■ **WHAT TO WORK ON**
Locate each line in the records containing "using". Copy it.

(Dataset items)
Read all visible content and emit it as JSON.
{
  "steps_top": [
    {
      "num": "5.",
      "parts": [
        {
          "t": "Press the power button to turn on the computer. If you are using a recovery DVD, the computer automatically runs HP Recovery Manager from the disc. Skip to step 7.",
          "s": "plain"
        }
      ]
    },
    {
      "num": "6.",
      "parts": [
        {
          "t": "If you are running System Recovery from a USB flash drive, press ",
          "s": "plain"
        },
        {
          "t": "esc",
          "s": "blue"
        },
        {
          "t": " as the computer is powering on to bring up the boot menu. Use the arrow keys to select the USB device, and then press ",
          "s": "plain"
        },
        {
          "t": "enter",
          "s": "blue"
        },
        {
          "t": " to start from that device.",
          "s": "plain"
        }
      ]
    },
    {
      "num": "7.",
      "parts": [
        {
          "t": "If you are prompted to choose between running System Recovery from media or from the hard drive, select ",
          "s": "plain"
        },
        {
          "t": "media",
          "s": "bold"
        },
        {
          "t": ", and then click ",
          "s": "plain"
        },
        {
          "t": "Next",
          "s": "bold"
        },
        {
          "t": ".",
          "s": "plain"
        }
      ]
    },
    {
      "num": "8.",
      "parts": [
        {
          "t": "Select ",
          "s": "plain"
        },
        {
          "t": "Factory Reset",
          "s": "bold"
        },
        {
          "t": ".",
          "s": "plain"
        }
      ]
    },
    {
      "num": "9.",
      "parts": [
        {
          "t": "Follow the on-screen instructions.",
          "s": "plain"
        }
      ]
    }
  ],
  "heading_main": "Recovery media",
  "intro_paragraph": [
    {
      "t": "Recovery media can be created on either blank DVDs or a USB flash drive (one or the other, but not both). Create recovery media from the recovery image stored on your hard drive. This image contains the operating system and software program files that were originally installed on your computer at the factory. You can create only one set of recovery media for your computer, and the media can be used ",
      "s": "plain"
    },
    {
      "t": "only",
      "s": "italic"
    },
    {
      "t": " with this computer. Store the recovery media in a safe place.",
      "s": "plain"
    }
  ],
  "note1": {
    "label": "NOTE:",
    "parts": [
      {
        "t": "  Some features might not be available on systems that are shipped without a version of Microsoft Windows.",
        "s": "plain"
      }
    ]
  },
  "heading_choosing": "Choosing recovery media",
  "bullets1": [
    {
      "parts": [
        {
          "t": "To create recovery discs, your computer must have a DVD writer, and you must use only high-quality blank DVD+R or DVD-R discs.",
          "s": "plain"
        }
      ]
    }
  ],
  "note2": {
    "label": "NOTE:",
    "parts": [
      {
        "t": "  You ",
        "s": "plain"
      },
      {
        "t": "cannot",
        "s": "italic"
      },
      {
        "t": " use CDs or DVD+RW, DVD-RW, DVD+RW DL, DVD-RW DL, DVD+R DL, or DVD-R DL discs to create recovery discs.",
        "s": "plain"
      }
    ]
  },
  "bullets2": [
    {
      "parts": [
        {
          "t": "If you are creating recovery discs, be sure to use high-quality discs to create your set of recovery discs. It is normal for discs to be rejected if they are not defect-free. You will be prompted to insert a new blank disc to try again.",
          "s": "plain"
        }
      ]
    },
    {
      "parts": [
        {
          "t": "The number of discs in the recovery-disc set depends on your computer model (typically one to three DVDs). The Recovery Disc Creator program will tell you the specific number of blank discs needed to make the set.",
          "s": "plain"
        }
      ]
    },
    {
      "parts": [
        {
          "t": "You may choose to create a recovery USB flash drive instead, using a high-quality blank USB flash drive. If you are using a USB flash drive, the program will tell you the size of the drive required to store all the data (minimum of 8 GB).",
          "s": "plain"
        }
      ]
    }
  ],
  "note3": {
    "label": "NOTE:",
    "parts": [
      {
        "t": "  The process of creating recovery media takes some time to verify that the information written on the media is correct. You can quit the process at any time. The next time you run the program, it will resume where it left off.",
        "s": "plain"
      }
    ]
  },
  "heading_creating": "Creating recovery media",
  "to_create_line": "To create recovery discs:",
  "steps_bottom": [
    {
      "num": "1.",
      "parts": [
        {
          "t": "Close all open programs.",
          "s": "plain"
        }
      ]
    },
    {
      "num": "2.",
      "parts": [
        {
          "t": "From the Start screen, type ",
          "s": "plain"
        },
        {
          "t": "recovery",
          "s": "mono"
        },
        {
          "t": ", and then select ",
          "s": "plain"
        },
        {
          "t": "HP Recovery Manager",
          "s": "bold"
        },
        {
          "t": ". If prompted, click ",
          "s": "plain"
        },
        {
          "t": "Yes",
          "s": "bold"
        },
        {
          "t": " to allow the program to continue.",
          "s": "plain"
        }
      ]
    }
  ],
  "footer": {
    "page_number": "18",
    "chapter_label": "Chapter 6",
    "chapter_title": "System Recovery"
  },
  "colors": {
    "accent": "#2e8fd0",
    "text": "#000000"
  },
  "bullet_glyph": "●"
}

■ **IN RESPONSE**
          "t": "Press the power button to turn on the computer. If you are using a recovery DVD, the computer automatically runs HP Recovery Manager from the disc. Skip to step 7.",
          "t": "You may choose to create a recovery USB flash drive instead, using a high-quality blank USB flash drive. If you are using a USB flash drive, the program will tell you the size of the drive required to store all the data (minimum of 8 GB).",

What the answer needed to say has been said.